(Records)
------------------------------------------------------------------------

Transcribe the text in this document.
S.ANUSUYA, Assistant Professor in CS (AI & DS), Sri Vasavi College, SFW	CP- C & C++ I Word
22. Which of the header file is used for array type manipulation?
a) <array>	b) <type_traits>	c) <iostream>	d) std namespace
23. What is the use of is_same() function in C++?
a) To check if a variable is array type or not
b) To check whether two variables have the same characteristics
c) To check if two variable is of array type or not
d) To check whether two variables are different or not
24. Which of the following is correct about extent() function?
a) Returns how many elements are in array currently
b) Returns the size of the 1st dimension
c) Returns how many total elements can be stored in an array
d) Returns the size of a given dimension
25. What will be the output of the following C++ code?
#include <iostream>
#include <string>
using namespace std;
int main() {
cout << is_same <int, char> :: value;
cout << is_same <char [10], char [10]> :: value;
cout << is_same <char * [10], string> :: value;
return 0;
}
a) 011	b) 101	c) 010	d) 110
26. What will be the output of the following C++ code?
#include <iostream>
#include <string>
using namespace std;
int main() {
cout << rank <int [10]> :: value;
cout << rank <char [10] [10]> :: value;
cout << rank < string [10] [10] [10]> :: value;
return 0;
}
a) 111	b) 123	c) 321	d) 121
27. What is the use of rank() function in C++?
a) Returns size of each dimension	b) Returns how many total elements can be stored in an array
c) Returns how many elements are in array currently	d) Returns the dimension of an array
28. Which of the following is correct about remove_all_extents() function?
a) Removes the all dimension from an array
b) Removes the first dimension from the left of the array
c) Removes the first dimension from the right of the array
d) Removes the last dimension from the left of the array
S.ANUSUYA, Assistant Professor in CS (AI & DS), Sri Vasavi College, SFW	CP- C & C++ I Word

------------------------------------------------------------------------

TASK TO CARRY OUT
Go through the listing and print each line exactly as it appears.

ANSWER TO THE TASK
Transcribe the text in this document.
S.ANUSUYA, Assistant Professor in CS (AI & DS), Sri Vasavi College, SFW	CP- C & C++ I Word
22. Which of the header file is used for array type manipulation?
a) <array>	b) <type_traits>	c) <iostream>	d) std namespace
23. What is the use of is_same() function in C++?
a) To check if a variable is array type or not
b) To check whether two variables have the same characteristics
c) To check if two variable is of array type or not
d) To check whether two variables are different or not
24. Which of the following is correct about extent() function?
a) Returns how many elements are in array currently
b) Returns the size of the 1st dimension
c) Returns how many total elements can be stored in an array
d) Returns the size of a given dimension
25. What will be the output of the following C++ code?
#include <iostream>
#include <string>
using namespace std;
int main() {
cout << is_same <int, char> :: value;
cout << is_same <char [10], char [10]> :: value;
cout << is_same <char * [10], string> :: value;
return 0;
}
a) 011	b) 101	c) 010	d) 110
26. What will be the output of the following C++ code?
#include <iostream>
#include <string>
using namespace std;
int main() {
cout << rank <int [10]> :: value;
cout << rank <char [10] [10]> :: value;
cout << rank < string [10] [10] [10]> :: value;
return 0;
}
a) 111	b) 123	c) 321	d) 121
27. What is the use of rank() function in C++?
a) Returns size of each dimension	b) Returns how many total elements can be stored in an array
c) Returns how many elements are in array currently	d) Returns the dimension of an array
28. Which of the following is correct about remove_all_extents() function?
a) Removes the all dimension from an array
b) Removes the first dimension from the left of the array
c) Removes the first dimension from the right of the array
d) Removes the last dimension from the left of the array
S.ANUSUYA, Assistant Professor in CS (AI & DS), Sri Vasavi College, SFW	CP- C & C++ I Word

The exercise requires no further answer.